* Begin *

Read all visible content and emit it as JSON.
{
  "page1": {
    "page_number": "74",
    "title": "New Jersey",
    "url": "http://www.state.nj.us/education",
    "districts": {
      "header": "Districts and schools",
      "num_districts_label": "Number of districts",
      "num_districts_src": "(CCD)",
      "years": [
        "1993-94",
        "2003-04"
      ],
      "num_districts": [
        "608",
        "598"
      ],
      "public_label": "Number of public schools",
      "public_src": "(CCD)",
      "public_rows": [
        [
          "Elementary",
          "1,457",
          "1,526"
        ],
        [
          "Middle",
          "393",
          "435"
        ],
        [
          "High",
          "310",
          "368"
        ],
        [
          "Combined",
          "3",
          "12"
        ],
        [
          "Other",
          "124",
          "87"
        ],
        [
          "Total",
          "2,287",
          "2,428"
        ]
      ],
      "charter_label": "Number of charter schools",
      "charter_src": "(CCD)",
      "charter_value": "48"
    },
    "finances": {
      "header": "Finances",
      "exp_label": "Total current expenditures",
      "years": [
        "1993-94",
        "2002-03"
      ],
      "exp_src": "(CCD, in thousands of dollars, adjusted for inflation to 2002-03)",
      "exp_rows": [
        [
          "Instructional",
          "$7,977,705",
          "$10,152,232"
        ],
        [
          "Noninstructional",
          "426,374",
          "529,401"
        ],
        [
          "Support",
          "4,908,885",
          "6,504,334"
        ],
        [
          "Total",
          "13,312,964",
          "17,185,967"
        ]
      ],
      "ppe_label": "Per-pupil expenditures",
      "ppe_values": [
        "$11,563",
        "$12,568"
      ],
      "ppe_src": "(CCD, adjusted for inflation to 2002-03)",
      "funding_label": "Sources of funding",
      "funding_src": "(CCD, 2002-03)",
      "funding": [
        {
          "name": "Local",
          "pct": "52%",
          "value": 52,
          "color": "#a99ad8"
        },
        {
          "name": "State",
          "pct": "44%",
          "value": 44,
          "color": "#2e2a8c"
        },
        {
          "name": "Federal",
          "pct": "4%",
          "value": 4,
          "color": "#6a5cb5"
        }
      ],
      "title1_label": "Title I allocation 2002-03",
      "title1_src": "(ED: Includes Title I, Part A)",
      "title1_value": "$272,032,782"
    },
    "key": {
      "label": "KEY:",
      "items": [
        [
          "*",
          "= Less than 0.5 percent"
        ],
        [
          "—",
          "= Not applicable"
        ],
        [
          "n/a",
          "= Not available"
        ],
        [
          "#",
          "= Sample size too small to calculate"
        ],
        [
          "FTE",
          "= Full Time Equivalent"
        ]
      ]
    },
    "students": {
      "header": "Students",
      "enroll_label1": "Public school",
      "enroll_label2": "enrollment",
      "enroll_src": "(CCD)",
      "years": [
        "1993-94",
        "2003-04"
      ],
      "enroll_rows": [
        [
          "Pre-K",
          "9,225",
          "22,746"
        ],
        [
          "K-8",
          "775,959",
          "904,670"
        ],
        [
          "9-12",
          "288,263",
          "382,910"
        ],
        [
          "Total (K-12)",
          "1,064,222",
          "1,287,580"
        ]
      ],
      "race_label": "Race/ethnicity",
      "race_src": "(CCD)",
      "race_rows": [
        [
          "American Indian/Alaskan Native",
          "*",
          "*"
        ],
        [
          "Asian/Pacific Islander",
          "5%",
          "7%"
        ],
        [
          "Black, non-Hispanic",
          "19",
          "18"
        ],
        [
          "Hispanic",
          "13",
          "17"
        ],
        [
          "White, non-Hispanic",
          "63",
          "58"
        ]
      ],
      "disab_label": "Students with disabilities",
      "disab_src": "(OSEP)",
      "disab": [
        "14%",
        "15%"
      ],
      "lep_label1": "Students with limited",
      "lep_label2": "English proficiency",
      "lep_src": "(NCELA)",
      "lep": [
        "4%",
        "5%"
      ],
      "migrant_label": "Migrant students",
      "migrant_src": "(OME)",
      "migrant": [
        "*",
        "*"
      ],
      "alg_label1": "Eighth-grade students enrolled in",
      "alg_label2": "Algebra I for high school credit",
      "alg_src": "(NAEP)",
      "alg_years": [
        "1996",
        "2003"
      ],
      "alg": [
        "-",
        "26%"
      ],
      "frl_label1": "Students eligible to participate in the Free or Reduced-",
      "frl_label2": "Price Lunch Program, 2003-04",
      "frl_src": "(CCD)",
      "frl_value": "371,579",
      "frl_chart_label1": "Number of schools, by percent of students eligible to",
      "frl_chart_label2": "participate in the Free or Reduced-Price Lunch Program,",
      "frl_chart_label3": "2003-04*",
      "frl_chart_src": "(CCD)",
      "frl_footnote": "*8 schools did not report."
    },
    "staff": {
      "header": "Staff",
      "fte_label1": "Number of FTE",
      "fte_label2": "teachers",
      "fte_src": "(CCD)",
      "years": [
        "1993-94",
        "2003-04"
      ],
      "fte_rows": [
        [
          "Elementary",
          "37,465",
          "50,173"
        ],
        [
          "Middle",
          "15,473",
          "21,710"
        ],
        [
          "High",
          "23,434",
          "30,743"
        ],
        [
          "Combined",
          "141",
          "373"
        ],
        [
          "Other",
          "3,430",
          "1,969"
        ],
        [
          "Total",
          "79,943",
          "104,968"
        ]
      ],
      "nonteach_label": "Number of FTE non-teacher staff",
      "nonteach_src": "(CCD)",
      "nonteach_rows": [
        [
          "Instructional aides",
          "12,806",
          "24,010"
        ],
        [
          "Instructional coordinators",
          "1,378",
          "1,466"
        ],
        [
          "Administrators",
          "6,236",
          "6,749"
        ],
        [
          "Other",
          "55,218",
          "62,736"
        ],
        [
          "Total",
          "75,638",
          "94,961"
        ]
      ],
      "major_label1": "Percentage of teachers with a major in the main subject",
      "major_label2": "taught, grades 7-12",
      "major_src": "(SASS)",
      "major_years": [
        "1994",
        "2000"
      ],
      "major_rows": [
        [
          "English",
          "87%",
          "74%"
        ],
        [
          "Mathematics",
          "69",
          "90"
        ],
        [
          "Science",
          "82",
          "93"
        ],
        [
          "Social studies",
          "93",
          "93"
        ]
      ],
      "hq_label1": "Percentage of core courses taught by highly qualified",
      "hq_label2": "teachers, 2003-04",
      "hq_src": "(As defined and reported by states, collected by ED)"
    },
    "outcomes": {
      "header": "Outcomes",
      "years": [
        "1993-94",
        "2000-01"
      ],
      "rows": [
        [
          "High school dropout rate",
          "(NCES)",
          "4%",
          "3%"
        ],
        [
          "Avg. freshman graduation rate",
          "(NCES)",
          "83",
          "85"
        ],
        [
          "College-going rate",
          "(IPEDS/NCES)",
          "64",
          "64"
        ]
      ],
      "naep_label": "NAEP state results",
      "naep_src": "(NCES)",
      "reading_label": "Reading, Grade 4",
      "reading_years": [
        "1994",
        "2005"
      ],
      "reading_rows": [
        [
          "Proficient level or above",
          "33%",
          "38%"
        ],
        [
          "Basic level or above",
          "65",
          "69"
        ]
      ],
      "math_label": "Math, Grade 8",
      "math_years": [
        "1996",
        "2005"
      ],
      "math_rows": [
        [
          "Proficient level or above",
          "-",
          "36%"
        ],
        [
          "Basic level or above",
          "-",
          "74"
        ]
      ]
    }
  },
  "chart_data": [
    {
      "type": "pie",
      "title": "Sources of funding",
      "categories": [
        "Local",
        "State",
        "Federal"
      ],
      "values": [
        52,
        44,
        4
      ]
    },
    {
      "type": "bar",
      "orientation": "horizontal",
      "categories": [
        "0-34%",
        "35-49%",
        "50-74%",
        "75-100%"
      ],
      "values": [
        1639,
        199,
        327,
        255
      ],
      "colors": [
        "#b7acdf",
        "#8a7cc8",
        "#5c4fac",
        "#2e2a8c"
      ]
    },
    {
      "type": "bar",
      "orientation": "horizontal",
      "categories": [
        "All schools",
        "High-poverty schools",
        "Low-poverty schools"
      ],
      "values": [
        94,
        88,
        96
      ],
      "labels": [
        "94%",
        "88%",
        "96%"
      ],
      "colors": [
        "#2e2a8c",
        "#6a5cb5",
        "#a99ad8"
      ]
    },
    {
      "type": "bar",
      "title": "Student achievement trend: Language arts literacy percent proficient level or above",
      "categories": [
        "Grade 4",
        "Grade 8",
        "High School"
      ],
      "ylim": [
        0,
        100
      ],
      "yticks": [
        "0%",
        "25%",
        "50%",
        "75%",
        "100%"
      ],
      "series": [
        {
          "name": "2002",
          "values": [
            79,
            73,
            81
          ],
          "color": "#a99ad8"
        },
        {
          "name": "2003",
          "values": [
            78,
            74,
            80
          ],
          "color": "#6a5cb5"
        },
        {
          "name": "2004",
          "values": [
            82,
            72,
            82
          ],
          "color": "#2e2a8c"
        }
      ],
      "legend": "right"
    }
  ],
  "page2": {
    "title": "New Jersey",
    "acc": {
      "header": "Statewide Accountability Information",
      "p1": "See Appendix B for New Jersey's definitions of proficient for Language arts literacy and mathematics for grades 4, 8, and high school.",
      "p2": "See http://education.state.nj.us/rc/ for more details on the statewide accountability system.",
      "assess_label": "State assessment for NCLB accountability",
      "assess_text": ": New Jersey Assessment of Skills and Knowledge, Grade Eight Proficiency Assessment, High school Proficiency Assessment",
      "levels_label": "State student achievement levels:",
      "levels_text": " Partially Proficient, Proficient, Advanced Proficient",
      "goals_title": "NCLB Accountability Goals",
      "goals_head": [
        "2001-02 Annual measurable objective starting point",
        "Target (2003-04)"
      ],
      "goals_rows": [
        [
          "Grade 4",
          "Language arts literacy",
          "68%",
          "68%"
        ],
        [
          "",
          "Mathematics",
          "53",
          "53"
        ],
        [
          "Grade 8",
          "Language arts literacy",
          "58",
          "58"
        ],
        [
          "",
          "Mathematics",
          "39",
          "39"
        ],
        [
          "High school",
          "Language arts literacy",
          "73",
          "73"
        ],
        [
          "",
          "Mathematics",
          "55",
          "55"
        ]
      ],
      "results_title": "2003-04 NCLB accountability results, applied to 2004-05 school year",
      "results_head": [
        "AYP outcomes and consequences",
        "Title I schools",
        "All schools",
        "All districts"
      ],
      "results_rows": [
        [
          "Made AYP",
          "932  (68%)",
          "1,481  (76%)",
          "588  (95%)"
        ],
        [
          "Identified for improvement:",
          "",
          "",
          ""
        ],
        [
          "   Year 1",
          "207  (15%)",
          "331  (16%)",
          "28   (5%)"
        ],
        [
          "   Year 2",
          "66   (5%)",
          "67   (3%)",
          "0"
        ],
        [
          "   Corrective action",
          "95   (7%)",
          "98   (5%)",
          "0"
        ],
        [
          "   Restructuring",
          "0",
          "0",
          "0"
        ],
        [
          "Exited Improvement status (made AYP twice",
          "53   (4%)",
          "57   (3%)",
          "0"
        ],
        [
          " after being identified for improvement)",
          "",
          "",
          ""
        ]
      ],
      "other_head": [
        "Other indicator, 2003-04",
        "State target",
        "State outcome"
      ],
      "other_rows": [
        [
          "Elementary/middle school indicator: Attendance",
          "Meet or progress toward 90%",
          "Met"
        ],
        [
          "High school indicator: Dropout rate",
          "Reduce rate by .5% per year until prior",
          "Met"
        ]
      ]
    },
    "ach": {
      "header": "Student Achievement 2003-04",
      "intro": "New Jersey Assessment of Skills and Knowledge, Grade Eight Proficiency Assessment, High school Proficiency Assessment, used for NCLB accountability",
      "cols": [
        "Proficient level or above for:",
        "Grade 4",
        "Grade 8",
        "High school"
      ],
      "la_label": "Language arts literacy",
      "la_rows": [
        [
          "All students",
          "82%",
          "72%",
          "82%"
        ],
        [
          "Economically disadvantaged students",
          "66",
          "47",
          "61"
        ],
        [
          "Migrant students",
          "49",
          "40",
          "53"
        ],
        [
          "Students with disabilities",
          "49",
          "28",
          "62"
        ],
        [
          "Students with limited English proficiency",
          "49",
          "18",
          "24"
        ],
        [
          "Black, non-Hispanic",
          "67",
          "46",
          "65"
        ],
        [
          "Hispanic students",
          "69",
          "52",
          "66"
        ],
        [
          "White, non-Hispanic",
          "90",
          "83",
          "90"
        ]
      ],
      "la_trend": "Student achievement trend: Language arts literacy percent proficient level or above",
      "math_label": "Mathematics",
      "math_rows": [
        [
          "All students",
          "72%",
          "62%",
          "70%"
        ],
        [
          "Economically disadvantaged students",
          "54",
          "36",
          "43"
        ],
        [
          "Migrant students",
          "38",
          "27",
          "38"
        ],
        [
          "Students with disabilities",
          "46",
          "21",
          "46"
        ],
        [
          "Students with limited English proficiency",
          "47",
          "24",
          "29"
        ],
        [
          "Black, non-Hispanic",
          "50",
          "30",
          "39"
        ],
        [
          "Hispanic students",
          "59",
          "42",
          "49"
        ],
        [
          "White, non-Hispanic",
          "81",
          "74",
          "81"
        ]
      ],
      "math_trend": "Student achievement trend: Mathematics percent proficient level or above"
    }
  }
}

* End *

Stated exercise:
Collect each line above holding the string "literacy".

Written solution:
      "title": "Student achievement trend: Language arts literacy percent proficient level or above",
      "p1": "See Appendix B for New Jersey's definitions of proficient for Language arts literacy and mathematics for grades 4, 8, and high school.",
          "Language arts literacy",
          "Language arts literacy",
          "Language arts literacy",
      "la_label": "Language arts literacy",
      "la_trend": "Student achievement trend: Language arts literacy percent proficient level or above",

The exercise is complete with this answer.